= WHAT THE TASK ASKS =
Transcribe each record exactly. Include every one.

= INPUT ROWS =
··········

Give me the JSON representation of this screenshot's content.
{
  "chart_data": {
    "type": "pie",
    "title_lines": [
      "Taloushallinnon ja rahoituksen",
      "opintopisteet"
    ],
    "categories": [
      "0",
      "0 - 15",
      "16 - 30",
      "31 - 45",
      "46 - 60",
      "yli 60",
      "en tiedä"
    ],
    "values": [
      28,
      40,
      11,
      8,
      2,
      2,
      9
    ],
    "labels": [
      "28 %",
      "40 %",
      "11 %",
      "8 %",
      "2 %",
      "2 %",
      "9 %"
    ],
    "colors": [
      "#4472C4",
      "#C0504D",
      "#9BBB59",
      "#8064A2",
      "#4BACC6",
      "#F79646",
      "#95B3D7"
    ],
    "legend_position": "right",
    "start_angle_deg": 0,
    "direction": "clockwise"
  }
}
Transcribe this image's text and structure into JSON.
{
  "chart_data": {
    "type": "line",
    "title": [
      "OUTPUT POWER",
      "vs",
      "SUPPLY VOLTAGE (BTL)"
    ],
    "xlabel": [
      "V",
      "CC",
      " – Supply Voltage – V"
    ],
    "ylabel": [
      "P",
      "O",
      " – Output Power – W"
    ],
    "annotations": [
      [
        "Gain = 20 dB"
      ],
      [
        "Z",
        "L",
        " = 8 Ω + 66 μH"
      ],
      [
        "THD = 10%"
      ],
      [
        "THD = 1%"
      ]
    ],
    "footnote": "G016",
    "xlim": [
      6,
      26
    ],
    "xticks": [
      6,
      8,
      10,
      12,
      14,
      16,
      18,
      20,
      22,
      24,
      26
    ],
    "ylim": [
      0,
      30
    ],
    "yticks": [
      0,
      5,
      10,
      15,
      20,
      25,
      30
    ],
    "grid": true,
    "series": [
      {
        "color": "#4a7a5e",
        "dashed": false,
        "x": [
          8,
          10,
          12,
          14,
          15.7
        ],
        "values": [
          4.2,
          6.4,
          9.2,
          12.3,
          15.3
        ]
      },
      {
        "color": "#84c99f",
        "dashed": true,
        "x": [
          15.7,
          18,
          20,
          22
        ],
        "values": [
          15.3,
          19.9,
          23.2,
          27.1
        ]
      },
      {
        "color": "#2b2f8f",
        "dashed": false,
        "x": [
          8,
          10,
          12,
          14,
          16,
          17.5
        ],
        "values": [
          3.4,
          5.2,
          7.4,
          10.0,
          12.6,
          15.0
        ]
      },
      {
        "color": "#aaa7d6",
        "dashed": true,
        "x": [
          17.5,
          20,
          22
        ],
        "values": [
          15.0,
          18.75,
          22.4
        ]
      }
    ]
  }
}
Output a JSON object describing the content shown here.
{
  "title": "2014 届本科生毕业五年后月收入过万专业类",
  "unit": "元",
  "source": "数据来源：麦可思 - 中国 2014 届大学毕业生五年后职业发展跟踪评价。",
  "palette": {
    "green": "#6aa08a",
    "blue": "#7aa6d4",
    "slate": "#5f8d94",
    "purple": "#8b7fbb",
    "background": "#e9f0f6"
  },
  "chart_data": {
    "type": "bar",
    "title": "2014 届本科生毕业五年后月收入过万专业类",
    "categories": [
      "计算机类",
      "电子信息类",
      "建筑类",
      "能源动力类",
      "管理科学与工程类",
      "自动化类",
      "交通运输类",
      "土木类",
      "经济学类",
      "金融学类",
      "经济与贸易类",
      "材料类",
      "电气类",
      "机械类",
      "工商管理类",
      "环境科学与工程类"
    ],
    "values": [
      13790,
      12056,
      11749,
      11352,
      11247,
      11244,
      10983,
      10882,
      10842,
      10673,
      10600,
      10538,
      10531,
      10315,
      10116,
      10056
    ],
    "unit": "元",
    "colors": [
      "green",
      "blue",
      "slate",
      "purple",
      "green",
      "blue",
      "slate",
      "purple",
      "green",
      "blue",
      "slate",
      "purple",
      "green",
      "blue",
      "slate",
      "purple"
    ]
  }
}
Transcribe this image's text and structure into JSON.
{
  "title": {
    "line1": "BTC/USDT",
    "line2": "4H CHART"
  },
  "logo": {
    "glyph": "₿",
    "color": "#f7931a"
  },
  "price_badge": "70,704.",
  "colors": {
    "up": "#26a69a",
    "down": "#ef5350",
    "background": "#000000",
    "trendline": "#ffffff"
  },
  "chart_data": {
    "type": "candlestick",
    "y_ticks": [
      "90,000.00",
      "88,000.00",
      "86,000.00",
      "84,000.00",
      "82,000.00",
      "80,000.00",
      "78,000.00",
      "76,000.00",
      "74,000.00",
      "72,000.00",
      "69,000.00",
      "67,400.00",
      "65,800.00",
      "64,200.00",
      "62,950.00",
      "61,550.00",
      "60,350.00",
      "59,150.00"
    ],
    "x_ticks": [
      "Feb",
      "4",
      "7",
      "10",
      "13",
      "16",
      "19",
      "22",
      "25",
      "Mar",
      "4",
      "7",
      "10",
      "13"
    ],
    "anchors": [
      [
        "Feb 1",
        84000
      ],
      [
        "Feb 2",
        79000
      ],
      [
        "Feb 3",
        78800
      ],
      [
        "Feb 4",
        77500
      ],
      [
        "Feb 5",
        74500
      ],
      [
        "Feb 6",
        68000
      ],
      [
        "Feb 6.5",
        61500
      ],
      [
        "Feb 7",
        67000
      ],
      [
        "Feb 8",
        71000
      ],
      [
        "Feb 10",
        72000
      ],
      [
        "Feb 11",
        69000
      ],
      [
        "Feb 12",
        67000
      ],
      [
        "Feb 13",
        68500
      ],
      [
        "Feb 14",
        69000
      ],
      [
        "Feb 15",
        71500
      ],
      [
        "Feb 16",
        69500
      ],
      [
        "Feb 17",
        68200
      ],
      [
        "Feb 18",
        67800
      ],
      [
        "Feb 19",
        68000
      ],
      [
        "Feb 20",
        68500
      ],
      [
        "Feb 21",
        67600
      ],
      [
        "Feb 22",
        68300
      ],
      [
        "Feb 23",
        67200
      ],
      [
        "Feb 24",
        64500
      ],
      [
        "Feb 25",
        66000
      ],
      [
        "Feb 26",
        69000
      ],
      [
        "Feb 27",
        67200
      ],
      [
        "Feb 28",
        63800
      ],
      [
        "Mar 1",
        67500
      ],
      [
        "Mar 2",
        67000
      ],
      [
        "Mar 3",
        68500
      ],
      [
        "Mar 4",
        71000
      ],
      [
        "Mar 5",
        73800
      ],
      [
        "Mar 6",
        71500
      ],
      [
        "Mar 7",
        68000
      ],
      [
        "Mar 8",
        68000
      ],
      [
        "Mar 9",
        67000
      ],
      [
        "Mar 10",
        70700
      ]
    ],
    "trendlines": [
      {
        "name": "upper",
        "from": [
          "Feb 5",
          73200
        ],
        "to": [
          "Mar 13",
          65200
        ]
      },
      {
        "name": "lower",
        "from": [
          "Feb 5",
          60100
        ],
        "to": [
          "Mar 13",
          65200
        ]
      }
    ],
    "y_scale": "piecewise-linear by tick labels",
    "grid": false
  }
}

··········

= TASK SOLUTION =
Give me the JSON representation of this screenshot's content.
{
  "chart_data": {
    "type": "pie",
    "title_lines": [
      "Taloushallinnon ja rahoituksen",
      "opintopisteet"
    ],
    "categories": [
      "0",
      "0 - 15",
      "16 - 30",
      "31 - 45",
      "46 - 60",
      "yli 60",
      "en tiedä"
    ],
    "values": [
      28,
      40,
      11,
      8,
      2,
      2,
      9
    ],
    "labels": [
      "28 %",
      "40 %",
      "11 %",
      "8 %",
      "2 %",
      "2 %",
      "9 %"
    ],
    "colors": [
      "#4472C4",
      "#C0504D",
      "#9BBB59",
      "#8064A2",
      "#4BACC6",
      "#F79646",
      "#95B3D7"
    ],
    "legend_position": "right",
    "start_angle_deg": 0,
    "direction": "clockwise"
  }
}
Transcribe this image's text and structure into JSON.
{
  "chart_data": {
    "type": "line",
    "title": [
      "OUTPUT POWER",
      "vs",
      "SUPPLY VOLTAGE (BTL)"
    ],
    "xlabel": [
      "V",
      "CC",
      " – Supply Voltage – V"
    ],
    "ylabel": [
      "P",
      "O",
      " – Output Power – W"
    ],
    "annotations": [
      [
        "Gain = 20 dB"
      ],
      [
        "Z",
        "L",
        " = 8 Ω + 66 μH"
      ],
      [
        "THD = 10%"
      ],
      [
        "THD = 1%"
      ]
    ],
    "footnote": "G016",
    "xlim": [
      6,
      26
    ],
    "xticks": [
      6,
      8,
      10,
      12,
      14,
      16,
      18,
      20,
      22,
      24,
      26
    ],
    "ylim": [
      0,
      30
    ],
    "yticks": [
      0,
      5,
      10,
      15,
      20,
      25,
      30
    ],
    "grid": true,
    "series": [
      {
        "color": "#4a7a5e",
        "dashed": false,
        "x": [
          8,
          10,
          12,
          14,
          15.7
        ],
        "values": [
          4.2,
          6.4,
          9.2,
          12.3,
          15.3
        ]
      },
      {
        "color": "#84c99f",
        "dashed": true,
        "x": [
          15.7,
          18,
          20,
          22
        ],
        "values": [
          15.3,
          19.9,
          23.2,
          27.1
        ]
      },
      {
        "color": "#2b2f8f",
        "dashed": false,
        "x": [
          8,
          10,
          12,
          14,
          16,
          17.5
        ],
        "values": [
          3.4,
          5.2,
          7.4,
          10.0,
          12.6,
          15.0
        ]
      },
      {
        "color": "#aaa7d6",
        "dashed": true,
        "x": [
          17.5,
          20,
          22
        ],
        "values": [
          15.0,
          18.75,
          22.4
        ]
      }
    ]
  }
}
Output a JSON object describing the content shown here.
{
  "title": "2014 届本科生毕业五年后月收入过万专业类",
  "unit": "元",
  "source": "数据来源：麦可思 - 中国 2014 届大学毕业生五年后职业发展跟踪评价。",
  "palette": {
    "green": "#6aa08a",
    "blue": "#7aa6d4",
    "slate": "#5f8d94",
    "purple": "#8b7fbb",
    "background": "#e9f0f6"
  },
  "chart_data": {
    "type": "bar",
    "title": "2014 届本科生毕业五年后月收入过万专业类",
    "categories": [
      "计算机类",
      "电子信息类",
      "建筑类",
      "能源动力类",
      "管理科学与工程类",
      "自动化类",
      "交通运输类",
      "土木类",
      "经济学类",
      "金融学类",
      "经济与贸易类",
      "材料类",
      "电气类",
      "机械类",
      "工商管理类",
      "环境科学与工程类"
    ],
    "values": [
      13790,
      12056,
      11749,
      11352,
      11247,
      11244,
      10983,
      10882,
      10842,
      10673,
      10600,
      10538,
      10531,
      10315,
      10116,
      10056
    ],
    "unit": "元",
    "colors": [
      "green",
      "blue",
      "slate",
      "purple",
      "green",
      "blue",
      "slate",
      "purple",
      "green",
      "blue",
      "slate",
      "purple",
      "green",
      "blue",
      "slate",
      "purple"
    ]
  }
}
Transcribe this image's text and structure into JSON.
{
  "title": {
    "line1": "BTC/USDT",
    "line2": "4H CHART"
  },
  "logo": {
    "glyph": "₿",
    "color": "#f7931a"
  },
  "price_badge": "70,704.",
  "colors": {
    "up": "#26a69a",
    "down": "#ef5350",
    "background": "#000000",
    "trendline": "#ffffff"
  },
  "chart_data": {
    "type": "candlestick",
    "y_ticks": [
      "90,000.00",
      "88,000.00",
      "86,000.00",
      "84,000.00",
      "82,000.00",
      "80,000.00",
      "78,000.00",
      "76,000.00",
      "74,000.00",
      "72,000.00",
      "69,000.00",
      "67,400.00",
      "65,800.00",
      "64,200.00",
      "62,950.00",
      "61,550.00",
      "60,350.00",
      "59,150.00"
    ],
    "x_ticks": [
      "Feb",
      "4",
      "7",
      "10",
      "13",
      "16",
      "19",
      "22",
      "25",
      "Mar",
      "4",
      "7",
      "10",
      "13"
    ],
    "anchors": [
      [
        "Feb 1",
        84000
      ],
      [
        "Feb 2",
        79000
      ],
      [
        "Feb 3",
        78800
      ],
      [
        "Feb 4",
        77500
      ],
      [
        "Feb 5",
        74500
      ],
      [
        "Feb 6",
        68000
      ],
      [
        "Feb 6.5",
        61500
      ],
      [
        "Feb 7",
        67000
      ],
      [
        "Feb 8",
        71000
      ],
      [
        "Feb 10",
        72000
      ],
      [
        "Feb 11",
        69000
      ],
      [
        "Feb 12",
        67000
      ],
      [
        "Feb 13",
        68500
      ],
      [
        "Feb 14",
        69000
      ],
      [
        "Feb 15",
        71500
      ],
      [
        "Feb 16",
        69500
      ],
      [
        "Feb 17",
        68200
      ],
      [
        "Feb 18",
        67800
      ],
      [
        "Feb 19",
        68000
      ],
      [
        "Feb 20",
        68500
      ],
      [
        "Feb 21",
        67600
      ],
      [
        "Feb 22",
        68300
      ],
      [
        "Feb 23",
        67200
      ],
      [
        "Feb 24",
        64500
      ],
      [
        "Feb 25",
        66000
      ],
      [
        "Feb 26",
        69000
      ],
      [
        "Feb 27",
        67200
      ],
      [
        "Feb 28",
        63800
      ],
      [
        "Mar 1",
        67500
      ],
      [
        "Mar 2",
        67000
      ],
      [
        "Mar 3",
        68500
      ],
      [
        "Mar 4",
        71000
      ],
      [
        "Mar 5",
        73800
      ],
      [
        "Mar 6",
        71500
      ],
      [
        "Mar 7",
        68000
      ],
      [
        "Mar 8",
        68000
      ],
      [
        "Mar 9",
        67000
      ],
      [
        "Mar 10",
        70700
      ]
    ],
    "trendlines": [
      {
        "name": "upper",
        "from": [
          "Feb 5",
          73200
        ],
        "to": [
          "Mar 13",
          65200
        ]
      },
      {
        "name": "lower",
        "from": [
          "Feb 5",
          60100
        ],
        "to": [
          "Mar 13",
          65200
        ]
      }
    ],
    "y_scale": "piecewise-linear by tick labels",
    "grid": false
  }
}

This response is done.